[Records]

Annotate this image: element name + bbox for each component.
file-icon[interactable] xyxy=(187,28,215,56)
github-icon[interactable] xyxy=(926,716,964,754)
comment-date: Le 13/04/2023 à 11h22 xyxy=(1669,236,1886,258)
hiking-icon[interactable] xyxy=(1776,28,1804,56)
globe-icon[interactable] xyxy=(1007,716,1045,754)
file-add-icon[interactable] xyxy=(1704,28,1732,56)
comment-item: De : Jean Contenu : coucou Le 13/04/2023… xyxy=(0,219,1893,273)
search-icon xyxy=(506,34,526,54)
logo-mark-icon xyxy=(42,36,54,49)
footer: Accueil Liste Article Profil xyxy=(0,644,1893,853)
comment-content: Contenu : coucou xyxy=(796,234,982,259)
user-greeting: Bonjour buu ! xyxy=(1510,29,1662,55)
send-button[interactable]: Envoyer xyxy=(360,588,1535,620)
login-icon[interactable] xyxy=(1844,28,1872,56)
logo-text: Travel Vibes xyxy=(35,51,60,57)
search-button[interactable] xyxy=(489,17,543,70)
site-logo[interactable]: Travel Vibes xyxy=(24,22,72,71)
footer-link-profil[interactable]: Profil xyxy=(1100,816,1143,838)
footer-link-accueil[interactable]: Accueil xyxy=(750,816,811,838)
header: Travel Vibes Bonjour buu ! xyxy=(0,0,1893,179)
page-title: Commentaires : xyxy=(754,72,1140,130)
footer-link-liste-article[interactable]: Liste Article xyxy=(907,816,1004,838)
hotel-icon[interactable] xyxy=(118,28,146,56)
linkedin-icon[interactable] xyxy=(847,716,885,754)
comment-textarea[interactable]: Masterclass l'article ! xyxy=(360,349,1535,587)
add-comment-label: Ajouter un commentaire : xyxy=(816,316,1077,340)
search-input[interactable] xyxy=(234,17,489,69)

What you need to do - Copy every line above character for character.

Exercise response -
Annotate this image: element name + bbox for each component.
file-icon[interactable] xyxy=(187,28,215,56)
github-icon[interactable] xyxy=(926,716,964,754)
comment-date: Le 13/04/2023 à 11h22 xyxy=(1669,236,1886,258)
hiking-icon[interactable] xyxy=(1776,28,1804,56)
globe-icon[interactable] xyxy=(1007,716,1045,754)
file-add-icon[interactable] xyxy=(1704,28,1732,56)
comment-item: De : Jean Contenu : coucou Le 13/04/2023… xyxy=(0,219,1893,273)
search-icon xyxy=(506,34,526,54)
logo-mark-icon xyxy=(42,36,54,49)
footer: Accueil Liste Article Profil xyxy=(0,644,1893,853)
comment-content: Contenu : coucou xyxy=(796,234,982,259)
user-greeting: Bonjour buu ! xyxy=(1510,29,1662,55)
send-button[interactable]: Envoyer xyxy=(360,588,1535,620)
login-icon[interactable] xyxy=(1844,28,1872,56)
logo-text: Travel Vibes xyxy=(35,51,60,57)
search-button[interactable] xyxy=(489,17,543,70)
site-logo[interactable]: Travel Vibes xyxy=(24,22,72,71)
footer-link-profil[interactable]: Profil xyxy=(1100,816,1143,838)
footer-link-accueil[interactable]: Accueil xyxy=(750,816,811,838)
header: Travel Vibes Bonjour buu ! xyxy=(0,0,1893,179)
page-title: Commentaires : xyxy=(754,72,1140,130)
footer-link-liste-article[interactable]: Liste Article xyxy=(907,816,1004,838)
hotel-icon[interactable] xyxy=(118,28,146,56)
linkedin-icon[interactable] xyxy=(847,716,885,754)
comment-textarea[interactable]: Masterclass l'article ! xyxy=(360,349,1535,587)
add-comment-label: Ajouter un commentaire : xyxy=(816,316,1077,340)
search-input[interactable] xyxy=(234,17,489,69)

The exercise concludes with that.